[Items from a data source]
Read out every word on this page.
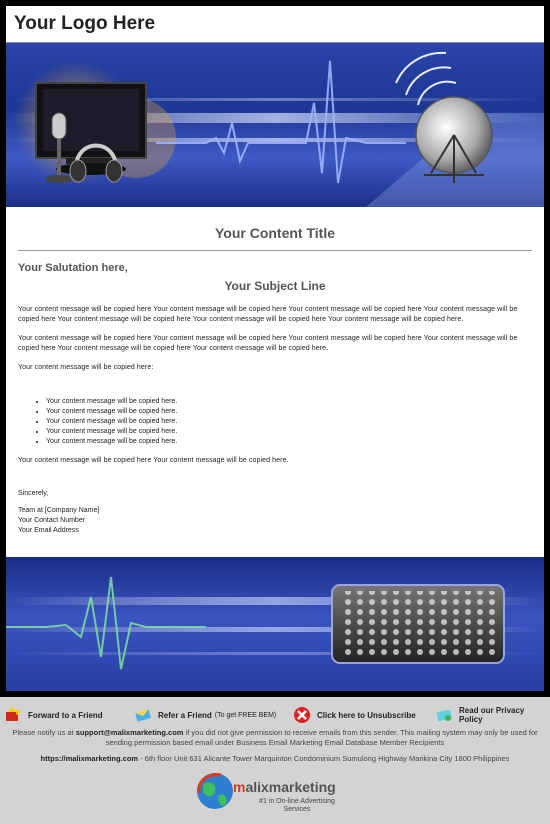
Your Logo Here
Your Content Title
Your Salutation here,
Your Subject Line
Your content message will be copied here Your content message will be copied here Your content message will be copied here Your content message will be copied here Your content message will be copied here Your content message will be copied here Your content message will be copied here.
Your content message will be copied here Your content message will be copied here Your content message will be copied here Your content message will be copied here Your content message will be copied here Your content message will be copied here.
Your content message will be copied here:
• Your content message will be copied here.
• Your content message will be copied here.
• Your content message will be copied here.
• Your content message will be copied here.
• Your content message will be copied here.
Your content message will be copied here Your content message will be copied here.
Sincerely,
Team at [Company Name]
Your Contact Number
Your Email Address
Forward to a Friend	Refer a Friend (To get FREE BEM)	Click here to Unsubscribe	Read our Privacy Policy
Please notify us at support@malixmarketing.com if you did not give permission to receive emails from this sender. This mailing system may only be used for sending permission based email under Business Email Marketing Email Database Member Recipients
https://malixmarketing.com - 6th floor Unit 631 Alicante Tower Marquinton Condominium Sumulong Highway Marikina City 1800 Philippines
malixmarketing
#1 in On-line Advertising Services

**What needs to be done:** Keep the pictures out of the copy and return the rest of the data above exactly.

**Task output:**
Read out every word on this page.
Your Logo Here
Your Content Title
Your Salutation here,
Your Subject Line
Your content message will be copied here Your content message will be copied here Your content message will be copied here Your content message will be copied here Your content message will be copied here Your content message will be copied here Your content message will be copied here.
Your content message will be copied here Your content message will be copied here Your content message will be copied here Your content message will be copied here Your content message will be copied here Your content message will be copied here.
Your content message will be copied here:
• Your content message will be copied here.
• Your content message will be copied here.
• Your content message will be copied here.
• Your content message will be copied here.
• Your content message will be copied here.
Your content message will be copied here Your content message will be copied here.
Sincerely,
Team at [Company Name]
Your Contact Number
Your Email Address
Forward to a Friend	Refer a Friend (To get FREE BEM)	Click here to Unsubscribe	Read our Privacy Policy
Please notify us at support@malixmarketing.com if you did not give permission to receive emails from this sender. This mailing system may only be used for sending permission based email under Business Email Marketing Email Database Member Recipients
https://malixmarketing.com - 6th floor Unit 631 Alicante Tower Marquinton Condominium Sumulong Highway Marikina City 1800 Philippines
malixmarketing
#1 in On-line Advertising Services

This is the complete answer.